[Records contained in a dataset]
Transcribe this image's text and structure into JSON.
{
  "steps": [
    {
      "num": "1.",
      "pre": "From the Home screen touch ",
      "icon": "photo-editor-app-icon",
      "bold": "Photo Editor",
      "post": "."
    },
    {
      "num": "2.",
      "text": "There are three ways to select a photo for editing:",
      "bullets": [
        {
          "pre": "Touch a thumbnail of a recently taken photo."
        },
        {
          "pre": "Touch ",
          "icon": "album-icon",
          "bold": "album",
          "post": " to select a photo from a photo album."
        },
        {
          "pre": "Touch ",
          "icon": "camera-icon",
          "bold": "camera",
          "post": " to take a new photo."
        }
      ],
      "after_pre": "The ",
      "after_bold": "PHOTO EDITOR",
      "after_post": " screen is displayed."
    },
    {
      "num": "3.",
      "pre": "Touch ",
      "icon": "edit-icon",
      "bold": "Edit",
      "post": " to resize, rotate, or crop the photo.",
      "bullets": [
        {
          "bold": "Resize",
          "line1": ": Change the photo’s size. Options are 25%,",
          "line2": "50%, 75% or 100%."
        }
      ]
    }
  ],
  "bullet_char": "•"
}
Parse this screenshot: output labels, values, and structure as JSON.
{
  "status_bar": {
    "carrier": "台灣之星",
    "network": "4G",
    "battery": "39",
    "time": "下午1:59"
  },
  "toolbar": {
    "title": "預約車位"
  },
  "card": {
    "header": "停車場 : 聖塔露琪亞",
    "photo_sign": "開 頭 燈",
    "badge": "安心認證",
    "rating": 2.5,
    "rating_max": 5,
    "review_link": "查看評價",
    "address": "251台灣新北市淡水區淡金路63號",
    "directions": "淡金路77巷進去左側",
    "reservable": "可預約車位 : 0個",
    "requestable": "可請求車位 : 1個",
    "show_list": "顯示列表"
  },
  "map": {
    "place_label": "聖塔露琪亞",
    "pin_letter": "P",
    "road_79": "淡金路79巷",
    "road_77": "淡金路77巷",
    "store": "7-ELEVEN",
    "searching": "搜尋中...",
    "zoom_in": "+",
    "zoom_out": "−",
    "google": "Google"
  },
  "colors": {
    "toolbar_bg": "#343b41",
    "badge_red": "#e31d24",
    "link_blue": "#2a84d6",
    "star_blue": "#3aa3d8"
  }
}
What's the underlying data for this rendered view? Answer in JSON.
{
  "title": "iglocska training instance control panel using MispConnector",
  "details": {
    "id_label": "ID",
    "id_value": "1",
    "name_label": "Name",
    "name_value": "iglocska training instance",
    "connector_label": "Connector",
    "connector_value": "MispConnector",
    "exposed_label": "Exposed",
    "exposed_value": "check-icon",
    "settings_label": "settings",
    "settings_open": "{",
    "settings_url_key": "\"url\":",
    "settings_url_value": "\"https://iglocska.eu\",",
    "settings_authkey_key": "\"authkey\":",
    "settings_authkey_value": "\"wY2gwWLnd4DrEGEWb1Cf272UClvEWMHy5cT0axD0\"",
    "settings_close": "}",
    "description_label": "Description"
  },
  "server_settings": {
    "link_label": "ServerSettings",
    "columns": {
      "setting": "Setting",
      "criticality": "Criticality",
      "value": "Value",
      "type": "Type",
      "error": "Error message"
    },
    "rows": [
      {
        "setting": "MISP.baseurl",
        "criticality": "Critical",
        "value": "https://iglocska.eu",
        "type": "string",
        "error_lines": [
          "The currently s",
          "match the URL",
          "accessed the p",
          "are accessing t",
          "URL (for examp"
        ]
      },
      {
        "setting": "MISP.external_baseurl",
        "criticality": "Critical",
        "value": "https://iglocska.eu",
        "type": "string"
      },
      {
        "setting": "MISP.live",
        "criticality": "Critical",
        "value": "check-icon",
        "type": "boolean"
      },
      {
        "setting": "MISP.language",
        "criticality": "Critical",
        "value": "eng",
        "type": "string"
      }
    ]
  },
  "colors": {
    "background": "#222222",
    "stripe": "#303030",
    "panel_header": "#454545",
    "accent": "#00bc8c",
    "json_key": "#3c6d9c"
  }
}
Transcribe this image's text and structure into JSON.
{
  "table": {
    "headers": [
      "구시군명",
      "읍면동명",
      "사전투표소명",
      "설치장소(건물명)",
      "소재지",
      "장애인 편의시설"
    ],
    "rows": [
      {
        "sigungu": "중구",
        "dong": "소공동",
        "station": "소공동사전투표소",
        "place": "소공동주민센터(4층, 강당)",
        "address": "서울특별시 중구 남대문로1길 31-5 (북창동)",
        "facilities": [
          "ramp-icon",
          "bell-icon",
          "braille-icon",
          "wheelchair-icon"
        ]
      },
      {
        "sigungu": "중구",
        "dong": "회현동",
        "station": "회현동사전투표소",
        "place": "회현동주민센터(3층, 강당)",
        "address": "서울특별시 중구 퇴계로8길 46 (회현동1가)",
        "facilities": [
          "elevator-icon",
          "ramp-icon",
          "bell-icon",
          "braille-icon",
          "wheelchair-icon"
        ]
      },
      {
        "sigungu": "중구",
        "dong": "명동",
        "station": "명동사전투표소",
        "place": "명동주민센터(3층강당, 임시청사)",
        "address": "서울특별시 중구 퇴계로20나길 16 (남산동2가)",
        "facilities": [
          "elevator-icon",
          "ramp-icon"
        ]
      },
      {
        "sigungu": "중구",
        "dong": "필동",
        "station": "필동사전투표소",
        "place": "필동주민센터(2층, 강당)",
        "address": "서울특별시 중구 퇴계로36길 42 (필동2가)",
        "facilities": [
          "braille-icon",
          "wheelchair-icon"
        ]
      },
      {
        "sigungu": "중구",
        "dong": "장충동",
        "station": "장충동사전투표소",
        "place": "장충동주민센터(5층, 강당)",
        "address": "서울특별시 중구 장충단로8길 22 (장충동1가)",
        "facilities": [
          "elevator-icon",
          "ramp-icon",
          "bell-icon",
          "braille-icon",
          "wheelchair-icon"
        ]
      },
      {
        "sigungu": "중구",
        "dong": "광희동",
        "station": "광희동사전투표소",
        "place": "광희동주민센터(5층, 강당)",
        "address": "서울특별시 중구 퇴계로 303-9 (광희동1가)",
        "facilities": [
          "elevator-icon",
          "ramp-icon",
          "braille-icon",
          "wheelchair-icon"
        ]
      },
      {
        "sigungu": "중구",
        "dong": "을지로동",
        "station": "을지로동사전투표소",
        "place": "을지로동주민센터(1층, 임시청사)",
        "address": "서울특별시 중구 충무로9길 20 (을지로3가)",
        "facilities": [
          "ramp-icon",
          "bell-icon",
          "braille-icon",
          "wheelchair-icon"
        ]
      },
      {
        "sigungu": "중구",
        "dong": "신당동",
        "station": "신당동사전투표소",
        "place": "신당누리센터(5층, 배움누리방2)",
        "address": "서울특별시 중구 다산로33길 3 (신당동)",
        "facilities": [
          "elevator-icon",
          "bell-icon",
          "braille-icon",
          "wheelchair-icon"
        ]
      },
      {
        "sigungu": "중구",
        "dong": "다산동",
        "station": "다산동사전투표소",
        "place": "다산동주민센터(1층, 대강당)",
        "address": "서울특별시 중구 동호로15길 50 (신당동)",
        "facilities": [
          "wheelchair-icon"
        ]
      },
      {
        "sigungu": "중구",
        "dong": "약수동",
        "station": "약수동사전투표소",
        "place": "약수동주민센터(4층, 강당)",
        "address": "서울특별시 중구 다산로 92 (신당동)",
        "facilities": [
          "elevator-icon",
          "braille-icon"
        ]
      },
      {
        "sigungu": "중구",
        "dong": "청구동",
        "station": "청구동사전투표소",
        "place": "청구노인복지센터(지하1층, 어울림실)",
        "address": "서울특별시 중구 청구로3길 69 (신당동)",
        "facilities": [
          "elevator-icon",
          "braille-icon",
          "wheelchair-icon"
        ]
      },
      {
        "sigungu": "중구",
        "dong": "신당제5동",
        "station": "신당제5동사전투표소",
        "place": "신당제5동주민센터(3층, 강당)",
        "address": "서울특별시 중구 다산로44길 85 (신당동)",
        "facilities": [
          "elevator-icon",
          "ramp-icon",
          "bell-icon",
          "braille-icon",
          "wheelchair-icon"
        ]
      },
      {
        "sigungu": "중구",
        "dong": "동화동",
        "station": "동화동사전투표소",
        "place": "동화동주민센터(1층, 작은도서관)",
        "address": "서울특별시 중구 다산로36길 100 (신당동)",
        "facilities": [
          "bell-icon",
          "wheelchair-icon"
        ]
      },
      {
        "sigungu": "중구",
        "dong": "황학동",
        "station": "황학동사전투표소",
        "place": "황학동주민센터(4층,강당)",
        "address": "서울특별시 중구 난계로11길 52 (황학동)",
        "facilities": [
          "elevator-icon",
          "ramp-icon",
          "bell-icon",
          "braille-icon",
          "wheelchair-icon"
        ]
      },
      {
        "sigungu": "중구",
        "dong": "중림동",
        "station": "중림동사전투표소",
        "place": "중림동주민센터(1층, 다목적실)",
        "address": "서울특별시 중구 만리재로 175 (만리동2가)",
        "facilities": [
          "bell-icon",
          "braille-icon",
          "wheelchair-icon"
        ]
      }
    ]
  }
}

* **Exercise goal**
Within the data above, pick out all lines holding the word "training".

* **The response**
  "title": "iglocska training instance control panel using MispConnector",
    "name_value": "iglocska training instance",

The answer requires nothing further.